_STATED TASK_: Reproduce verbatim the lines of the material below, starting at the line that contains "y0 x1 y1</box>." and ending at the line that contains "bars <box>38 51 675 324</box>", with both of those lines included. Omit the pictures from your reproduction.

# LISTED ENTRIES start

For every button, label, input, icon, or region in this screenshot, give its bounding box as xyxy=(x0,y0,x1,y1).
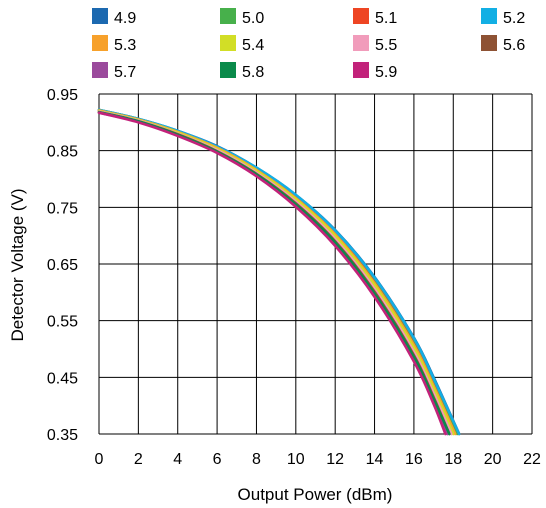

# LISTED ENTRIES end
# LISTED ENTRIES start

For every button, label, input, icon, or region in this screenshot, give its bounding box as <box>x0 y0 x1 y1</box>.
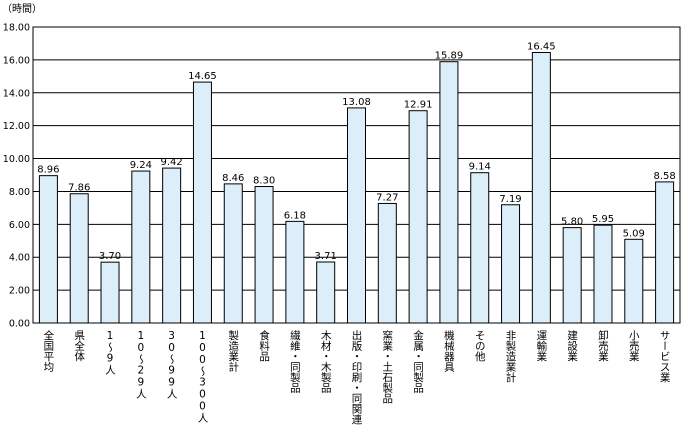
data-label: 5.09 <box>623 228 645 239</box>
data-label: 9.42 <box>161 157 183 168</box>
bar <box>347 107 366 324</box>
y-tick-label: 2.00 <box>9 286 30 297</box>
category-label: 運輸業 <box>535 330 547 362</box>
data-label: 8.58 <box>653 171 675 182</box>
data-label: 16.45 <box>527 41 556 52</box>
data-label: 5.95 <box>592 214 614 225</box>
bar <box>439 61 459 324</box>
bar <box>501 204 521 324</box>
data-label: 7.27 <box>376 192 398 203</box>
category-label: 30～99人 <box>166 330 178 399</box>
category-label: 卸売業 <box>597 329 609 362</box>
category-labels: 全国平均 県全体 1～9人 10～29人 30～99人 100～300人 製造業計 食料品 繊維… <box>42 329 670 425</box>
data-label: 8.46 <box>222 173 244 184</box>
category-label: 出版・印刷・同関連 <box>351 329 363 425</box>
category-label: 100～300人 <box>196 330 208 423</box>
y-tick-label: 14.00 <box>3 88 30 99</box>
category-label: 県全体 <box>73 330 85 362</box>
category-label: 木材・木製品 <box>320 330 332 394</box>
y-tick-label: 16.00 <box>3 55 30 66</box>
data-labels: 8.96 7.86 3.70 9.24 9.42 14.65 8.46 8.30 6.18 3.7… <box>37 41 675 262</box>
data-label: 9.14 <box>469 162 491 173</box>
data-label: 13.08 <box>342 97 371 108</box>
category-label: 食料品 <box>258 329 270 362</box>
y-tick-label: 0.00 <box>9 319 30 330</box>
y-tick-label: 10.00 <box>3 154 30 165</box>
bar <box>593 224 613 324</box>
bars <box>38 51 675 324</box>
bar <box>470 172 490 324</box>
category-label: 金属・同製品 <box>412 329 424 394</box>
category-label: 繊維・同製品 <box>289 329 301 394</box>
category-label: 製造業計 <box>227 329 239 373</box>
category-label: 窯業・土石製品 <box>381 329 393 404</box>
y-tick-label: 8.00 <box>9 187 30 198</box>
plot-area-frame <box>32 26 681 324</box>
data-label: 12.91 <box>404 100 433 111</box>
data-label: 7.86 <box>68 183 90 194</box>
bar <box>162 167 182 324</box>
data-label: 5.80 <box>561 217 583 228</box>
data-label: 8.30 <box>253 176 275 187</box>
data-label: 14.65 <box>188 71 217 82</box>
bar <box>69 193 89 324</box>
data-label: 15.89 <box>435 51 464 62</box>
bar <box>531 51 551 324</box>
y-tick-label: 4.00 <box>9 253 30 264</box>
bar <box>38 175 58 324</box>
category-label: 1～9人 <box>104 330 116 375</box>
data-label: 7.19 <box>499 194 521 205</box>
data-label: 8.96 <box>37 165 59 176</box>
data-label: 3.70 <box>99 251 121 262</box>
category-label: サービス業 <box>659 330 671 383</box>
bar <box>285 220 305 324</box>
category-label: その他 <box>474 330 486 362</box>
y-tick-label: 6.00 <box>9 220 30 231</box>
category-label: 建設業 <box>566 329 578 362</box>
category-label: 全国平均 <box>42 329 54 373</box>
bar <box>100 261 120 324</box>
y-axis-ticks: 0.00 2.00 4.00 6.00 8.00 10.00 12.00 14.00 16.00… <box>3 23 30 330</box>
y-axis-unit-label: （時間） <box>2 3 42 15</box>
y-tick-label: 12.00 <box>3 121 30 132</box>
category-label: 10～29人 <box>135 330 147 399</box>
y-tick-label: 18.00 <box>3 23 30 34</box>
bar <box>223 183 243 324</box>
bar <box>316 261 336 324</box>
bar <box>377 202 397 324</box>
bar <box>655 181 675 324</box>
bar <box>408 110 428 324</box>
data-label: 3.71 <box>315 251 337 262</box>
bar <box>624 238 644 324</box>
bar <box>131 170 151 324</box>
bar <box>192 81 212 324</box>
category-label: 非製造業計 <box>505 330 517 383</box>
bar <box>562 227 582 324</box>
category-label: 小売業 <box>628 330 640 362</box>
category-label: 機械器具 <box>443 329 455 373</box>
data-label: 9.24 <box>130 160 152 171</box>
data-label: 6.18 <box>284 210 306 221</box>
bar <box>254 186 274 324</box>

# LISTED ENTRIES end

_THE REPLY_:
For every button, label, input, icon, or region in this screenshot, give its bounding box as <box>x0 y0 x1 y1</box>.
data-label: 5.09 <box>623 228 645 239</box>
data-label: 9.42 <box>161 157 183 168</box>
bar <box>347 107 366 324</box>
y-tick-label: 2.00 <box>9 286 30 297</box>
category-label: 運輸業 <box>535 330 547 362</box>
data-label: 8.58 <box>653 171 675 182</box>
data-label: 16.45 <box>527 41 556 52</box>
data-label: 5.95 <box>592 214 614 225</box>
bar <box>439 61 459 324</box>
bar <box>501 204 521 324</box>
data-label: 7.27 <box>376 192 398 203</box>
category-label: 30～99人 <box>166 330 178 399</box>
category-label: 卸売業 <box>597 329 609 362</box>
category-labels: 全国平均 県全体 1～9人 10～29人 30～99人 100～300人 製造業計 食料品 繊維… <box>42 329 670 425</box>
data-label: 8.46 <box>222 173 244 184</box>
category-label: 出版・印刷・同関連 <box>351 329 363 425</box>
category-label: 100～300人 <box>196 330 208 423</box>
y-tick-label: 14.00 <box>3 88 30 99</box>
category-label: 県全体 <box>73 330 85 362</box>
category-label: 木材・木製品 <box>320 330 332 394</box>
y-tick-label: 16.00 <box>3 55 30 66</box>
data-labels: 8.96 7.86 3.70 9.24 9.42 14.65 8.46 8.30 6.18 3.7… <box>37 41 675 262</box>
data-label: 9.14 <box>469 162 491 173</box>
data-label: 13.08 <box>342 97 371 108</box>
category-label: 食料品 <box>258 329 270 362</box>
y-tick-label: 0.00 <box>9 319 30 330</box>
y-tick-label: 10.00 <box>3 154 30 165</box>
bar <box>593 224 613 324</box>
bars <box>38 51 675 324</box>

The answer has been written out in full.